- _What is being asked_
Output all the material that follows, exactly as given.

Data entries
## begin

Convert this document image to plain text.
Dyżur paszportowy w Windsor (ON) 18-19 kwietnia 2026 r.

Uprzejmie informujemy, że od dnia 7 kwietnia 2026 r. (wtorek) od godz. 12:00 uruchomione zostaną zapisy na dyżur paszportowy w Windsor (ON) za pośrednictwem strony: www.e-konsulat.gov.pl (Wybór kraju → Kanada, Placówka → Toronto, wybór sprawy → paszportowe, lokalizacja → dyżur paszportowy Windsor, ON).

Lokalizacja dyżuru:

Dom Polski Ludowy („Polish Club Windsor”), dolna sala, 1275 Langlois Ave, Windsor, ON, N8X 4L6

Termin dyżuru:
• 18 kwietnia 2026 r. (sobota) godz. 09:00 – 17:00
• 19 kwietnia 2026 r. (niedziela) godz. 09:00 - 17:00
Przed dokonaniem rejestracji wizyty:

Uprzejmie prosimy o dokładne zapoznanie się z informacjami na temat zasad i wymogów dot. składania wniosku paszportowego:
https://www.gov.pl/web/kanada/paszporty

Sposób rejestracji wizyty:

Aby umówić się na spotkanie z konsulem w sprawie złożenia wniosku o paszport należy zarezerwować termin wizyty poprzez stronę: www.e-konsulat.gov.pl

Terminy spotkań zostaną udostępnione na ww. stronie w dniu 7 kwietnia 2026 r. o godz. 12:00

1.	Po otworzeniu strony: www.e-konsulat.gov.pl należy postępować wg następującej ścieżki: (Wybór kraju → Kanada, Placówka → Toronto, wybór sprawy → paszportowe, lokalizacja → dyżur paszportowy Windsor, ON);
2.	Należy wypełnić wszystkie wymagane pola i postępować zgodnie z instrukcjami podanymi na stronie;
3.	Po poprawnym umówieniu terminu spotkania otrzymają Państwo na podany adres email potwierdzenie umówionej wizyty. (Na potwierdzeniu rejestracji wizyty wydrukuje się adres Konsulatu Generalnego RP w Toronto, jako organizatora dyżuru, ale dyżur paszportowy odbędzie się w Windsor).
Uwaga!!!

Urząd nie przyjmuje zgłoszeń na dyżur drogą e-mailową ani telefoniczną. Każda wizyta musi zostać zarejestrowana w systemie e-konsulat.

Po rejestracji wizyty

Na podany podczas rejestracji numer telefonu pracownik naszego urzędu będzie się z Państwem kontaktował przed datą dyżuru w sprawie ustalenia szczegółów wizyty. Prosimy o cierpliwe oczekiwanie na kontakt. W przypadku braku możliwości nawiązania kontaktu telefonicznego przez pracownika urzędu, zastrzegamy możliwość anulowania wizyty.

## end

- _Task response_
Convert this document image to plain text.
Dyżur paszportowy w Windsor (ON) 18-19 kwietnia 2026 r.

Uprzejmie informujemy, że od dnia 7 kwietnia 2026 r. (wtorek) od godz. 12:00 uruchomione zostaną zapisy na dyżur paszportowy w Windsor (ON) za pośrednictwem strony: www.e-konsulat.gov.pl (Wybór kraju → Kanada, Placówka → Toronto, wybór sprawy → paszportowe, lokalizacja → dyżur paszportowy Windsor, ON).

Lokalizacja dyżuru:

Dom Polski Ludowy („Polish Club Windsor”), dolna sala, 1275 Langlois Ave, Windsor, ON, N8X 4L6

Termin dyżuru:
• 18 kwietnia 2026 r. (sobota) godz. 09:00 – 17:00
• 19 kwietnia 2026 r. (niedziela) godz. 09:00 - 17:00
Przed dokonaniem rejestracji wizyty:

Uprzejmie prosimy o dokładne zapoznanie się z informacjami na temat zasad i wymogów dot. składania wniosku paszportowego:
https://www.gov.pl/web/kanada/paszporty

Sposób rejestracji wizyty:

Aby umówić się na spotkanie z konsulem w sprawie złożenia wniosku o paszport należy zarezerwować termin wizyty poprzez stronę: www.e-konsulat.gov.pl

Terminy spotkań zostaną udostępnione na ww. stronie w dniu 7 kwietnia 2026 r. o godz. 12:00

1.	Po otworzeniu strony: www.e-konsulat.gov.pl należy postępować wg następującej ścieżki: (Wybór kraju → Kanada, Placówka → Toronto, wybór sprawy → paszportowe, lokalizacja → dyżur paszportowy Windsor, ON);
2.	Należy wypełnić wszystkie wymagane pola i postępować zgodnie z instrukcjami podanymi na stronie;
3.	Po poprawnym umówieniu terminu spotkania otrzymają Państwo na podany adres email potwierdzenie umówionej wizyty. (Na potwierdzeniu rejestracji wizyty wydrukuje się adres Konsulatu Generalnego RP w Toronto, jako organizatora dyżuru, ale dyżur paszportowy odbędzie się w Windsor).
Uwaga!!!

Urząd nie przyjmuje zgłoszeń na dyżur drogą e-mailową ani telefoniczną. Każda wizyta musi zostać zarejestrowana w systemie e-konsulat.

Po rejestracji wizyty

Na podany podczas rejestracji numer telefonu pracownik naszego urzędu będzie się z Państwem kontaktował przed datą dyżuru w sprawie ustalenia szczegółów wizyty. Prosimy o cierpliwe oczekiwanie na kontakt. W przypadku braku możliwości nawiązania kontaktu telefonicznego przez pracownika urzędu, zastrzegamy możliwość anulowania wizyty.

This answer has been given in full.